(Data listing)

◆ ◆ ◆ ◆ ◆

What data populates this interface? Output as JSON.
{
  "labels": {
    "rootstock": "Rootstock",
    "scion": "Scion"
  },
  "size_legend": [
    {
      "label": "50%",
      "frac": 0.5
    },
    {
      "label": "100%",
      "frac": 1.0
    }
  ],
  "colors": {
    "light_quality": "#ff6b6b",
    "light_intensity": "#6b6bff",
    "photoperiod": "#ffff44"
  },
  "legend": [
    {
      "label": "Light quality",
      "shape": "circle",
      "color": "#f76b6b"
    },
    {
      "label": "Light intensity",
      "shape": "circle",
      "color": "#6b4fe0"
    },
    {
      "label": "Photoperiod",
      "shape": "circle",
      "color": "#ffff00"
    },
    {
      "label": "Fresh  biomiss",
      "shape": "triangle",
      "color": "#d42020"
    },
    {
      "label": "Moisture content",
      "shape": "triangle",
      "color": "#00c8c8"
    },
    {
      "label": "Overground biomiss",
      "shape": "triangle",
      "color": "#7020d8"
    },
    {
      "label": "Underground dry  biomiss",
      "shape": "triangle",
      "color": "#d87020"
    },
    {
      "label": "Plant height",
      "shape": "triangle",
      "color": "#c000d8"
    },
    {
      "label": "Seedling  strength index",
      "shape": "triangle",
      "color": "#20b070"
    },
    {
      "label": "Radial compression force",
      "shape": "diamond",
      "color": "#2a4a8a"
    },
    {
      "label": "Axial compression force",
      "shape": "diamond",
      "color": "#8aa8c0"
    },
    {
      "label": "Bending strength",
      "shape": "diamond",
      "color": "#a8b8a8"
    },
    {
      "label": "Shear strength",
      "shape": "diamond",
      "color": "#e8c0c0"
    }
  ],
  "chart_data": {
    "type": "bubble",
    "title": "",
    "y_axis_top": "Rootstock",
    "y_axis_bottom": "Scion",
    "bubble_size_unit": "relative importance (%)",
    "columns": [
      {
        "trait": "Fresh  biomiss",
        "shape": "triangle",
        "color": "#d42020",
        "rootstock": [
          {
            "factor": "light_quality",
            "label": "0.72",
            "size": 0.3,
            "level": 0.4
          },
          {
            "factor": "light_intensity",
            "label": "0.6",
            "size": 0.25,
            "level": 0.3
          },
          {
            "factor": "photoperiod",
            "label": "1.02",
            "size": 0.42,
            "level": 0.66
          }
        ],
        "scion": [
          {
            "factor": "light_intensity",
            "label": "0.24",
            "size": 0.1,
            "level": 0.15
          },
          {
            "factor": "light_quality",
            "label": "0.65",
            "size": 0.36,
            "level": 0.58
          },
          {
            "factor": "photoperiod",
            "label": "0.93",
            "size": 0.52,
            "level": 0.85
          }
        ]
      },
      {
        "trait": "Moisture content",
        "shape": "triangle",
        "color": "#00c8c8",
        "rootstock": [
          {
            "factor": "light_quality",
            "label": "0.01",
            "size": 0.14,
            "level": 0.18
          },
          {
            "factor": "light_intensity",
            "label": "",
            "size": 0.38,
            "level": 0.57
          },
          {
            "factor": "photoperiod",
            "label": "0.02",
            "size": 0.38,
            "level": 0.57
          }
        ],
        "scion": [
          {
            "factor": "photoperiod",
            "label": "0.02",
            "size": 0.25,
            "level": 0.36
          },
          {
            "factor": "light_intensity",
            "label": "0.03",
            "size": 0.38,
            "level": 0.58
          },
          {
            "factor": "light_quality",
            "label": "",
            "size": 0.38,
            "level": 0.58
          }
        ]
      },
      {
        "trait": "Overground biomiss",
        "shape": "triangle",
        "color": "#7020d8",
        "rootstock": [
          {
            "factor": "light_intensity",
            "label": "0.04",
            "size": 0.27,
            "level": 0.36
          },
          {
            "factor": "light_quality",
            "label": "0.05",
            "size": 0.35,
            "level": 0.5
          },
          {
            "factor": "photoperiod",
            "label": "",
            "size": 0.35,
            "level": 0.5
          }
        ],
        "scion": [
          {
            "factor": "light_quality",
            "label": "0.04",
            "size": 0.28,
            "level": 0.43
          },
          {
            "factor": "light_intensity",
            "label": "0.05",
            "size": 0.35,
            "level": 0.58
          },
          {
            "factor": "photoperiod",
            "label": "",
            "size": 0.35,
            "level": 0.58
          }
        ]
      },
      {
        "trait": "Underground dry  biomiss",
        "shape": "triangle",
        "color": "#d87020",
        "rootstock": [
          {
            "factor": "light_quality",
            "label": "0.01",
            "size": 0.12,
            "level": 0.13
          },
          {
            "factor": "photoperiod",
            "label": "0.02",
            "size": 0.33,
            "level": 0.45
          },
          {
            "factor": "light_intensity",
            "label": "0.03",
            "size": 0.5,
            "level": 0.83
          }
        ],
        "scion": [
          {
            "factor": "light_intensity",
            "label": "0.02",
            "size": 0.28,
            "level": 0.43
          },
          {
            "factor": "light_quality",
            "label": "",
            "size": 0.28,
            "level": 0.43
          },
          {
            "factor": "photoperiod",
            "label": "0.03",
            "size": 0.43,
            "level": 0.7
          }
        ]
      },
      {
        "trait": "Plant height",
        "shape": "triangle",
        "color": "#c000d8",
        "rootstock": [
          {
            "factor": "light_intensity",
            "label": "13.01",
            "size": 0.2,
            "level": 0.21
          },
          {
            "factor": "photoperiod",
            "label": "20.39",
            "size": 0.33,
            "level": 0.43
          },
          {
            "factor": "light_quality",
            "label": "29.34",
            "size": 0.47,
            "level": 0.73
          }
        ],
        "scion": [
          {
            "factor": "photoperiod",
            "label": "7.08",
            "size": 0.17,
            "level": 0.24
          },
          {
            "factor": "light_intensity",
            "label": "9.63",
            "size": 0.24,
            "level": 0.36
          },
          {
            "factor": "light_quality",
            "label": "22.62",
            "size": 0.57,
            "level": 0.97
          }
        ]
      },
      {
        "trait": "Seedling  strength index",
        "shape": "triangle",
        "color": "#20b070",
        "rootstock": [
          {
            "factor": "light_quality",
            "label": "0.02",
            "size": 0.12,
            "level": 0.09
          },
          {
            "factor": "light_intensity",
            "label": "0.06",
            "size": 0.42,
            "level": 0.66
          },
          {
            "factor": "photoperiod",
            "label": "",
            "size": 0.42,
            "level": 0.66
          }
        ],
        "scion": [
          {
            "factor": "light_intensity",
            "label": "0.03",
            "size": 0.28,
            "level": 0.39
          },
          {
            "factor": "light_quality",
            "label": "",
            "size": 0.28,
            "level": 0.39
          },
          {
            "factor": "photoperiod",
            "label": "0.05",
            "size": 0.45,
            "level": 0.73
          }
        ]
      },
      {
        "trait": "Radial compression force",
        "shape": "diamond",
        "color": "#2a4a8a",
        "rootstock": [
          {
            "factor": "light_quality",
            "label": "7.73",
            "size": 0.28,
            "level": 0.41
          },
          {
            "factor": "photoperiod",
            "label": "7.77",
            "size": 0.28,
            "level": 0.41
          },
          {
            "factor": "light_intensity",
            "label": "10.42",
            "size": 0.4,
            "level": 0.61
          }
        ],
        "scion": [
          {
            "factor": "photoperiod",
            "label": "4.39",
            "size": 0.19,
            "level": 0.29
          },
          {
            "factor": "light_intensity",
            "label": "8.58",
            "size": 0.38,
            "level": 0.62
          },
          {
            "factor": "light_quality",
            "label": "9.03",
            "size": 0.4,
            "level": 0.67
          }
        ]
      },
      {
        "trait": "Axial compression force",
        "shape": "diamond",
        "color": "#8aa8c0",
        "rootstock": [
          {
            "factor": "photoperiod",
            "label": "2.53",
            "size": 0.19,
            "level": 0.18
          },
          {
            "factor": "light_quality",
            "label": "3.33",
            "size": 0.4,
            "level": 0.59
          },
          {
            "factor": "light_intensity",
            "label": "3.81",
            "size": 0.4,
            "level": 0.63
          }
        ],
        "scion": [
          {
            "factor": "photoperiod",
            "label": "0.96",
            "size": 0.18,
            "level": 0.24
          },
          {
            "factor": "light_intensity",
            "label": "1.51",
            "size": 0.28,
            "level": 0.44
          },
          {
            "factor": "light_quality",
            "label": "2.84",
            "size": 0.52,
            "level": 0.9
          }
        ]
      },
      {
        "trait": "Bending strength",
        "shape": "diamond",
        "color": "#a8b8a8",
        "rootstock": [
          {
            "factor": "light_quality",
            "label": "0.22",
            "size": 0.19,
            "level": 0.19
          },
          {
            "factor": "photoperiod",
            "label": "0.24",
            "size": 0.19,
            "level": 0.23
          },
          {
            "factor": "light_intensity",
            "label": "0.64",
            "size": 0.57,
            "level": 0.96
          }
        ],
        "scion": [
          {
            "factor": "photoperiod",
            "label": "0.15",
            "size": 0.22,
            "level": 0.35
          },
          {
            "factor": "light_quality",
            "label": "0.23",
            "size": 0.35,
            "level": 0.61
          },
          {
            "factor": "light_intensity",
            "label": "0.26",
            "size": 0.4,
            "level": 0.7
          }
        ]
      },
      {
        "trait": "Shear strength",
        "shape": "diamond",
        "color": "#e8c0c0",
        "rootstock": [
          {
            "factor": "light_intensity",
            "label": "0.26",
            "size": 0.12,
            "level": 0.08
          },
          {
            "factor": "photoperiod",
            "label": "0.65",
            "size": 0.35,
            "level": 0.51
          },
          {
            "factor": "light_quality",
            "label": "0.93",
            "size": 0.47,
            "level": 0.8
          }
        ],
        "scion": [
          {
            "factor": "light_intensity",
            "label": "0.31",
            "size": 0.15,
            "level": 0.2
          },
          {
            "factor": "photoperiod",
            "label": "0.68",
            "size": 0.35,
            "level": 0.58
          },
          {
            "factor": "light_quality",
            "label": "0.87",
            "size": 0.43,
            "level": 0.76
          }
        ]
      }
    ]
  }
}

◆ ◆ ◆ ◆ ◆

▶ Exercise instructions
Each line above that holds the string "Overground" should be copied and shown.

▶ Solution to this exercise
      "label": "Overground biomiss",
        "trait": "Overground biomiss",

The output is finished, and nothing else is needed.